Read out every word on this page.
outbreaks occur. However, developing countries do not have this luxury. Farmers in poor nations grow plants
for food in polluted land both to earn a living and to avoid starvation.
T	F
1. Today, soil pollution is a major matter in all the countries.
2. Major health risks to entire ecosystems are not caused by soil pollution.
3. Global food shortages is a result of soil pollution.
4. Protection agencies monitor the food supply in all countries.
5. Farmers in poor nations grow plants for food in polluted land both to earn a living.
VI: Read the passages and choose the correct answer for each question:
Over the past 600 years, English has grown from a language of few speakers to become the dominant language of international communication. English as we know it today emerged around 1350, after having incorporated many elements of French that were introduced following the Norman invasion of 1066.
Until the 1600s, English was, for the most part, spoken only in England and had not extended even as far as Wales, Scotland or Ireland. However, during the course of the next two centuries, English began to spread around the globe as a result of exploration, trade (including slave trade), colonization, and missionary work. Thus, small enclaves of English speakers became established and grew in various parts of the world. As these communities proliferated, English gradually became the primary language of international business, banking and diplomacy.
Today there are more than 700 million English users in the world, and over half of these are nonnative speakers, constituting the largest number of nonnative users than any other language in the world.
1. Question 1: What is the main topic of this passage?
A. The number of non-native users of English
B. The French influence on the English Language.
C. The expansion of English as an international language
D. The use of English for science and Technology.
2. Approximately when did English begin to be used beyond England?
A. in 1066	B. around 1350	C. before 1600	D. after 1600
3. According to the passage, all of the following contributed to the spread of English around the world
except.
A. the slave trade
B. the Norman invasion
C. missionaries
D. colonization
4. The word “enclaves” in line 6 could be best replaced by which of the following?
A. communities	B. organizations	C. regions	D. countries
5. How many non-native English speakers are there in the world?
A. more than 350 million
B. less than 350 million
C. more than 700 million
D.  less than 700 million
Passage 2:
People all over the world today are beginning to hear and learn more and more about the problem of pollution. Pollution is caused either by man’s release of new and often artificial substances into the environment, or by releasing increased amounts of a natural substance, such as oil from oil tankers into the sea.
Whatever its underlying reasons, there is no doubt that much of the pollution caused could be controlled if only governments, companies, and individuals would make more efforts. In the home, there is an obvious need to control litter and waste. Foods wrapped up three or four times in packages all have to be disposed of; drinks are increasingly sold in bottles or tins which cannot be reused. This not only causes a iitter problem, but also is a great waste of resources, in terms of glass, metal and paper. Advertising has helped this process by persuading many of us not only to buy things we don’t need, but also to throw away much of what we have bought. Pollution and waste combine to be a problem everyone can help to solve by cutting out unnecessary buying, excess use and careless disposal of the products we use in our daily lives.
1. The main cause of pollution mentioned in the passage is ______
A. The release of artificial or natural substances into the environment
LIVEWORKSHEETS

_ _ _

Task description — Leave out every line without the string "invasion" and copy the rest.

Correct response —
Over the past 600 years, English has grown from a language of few speakers to become the dominant language of international communication. English as we know it today emerged around 1350, after having incorporated many elements of French that were introduced following the Norman invasion of 1066.
B. the Norman invasion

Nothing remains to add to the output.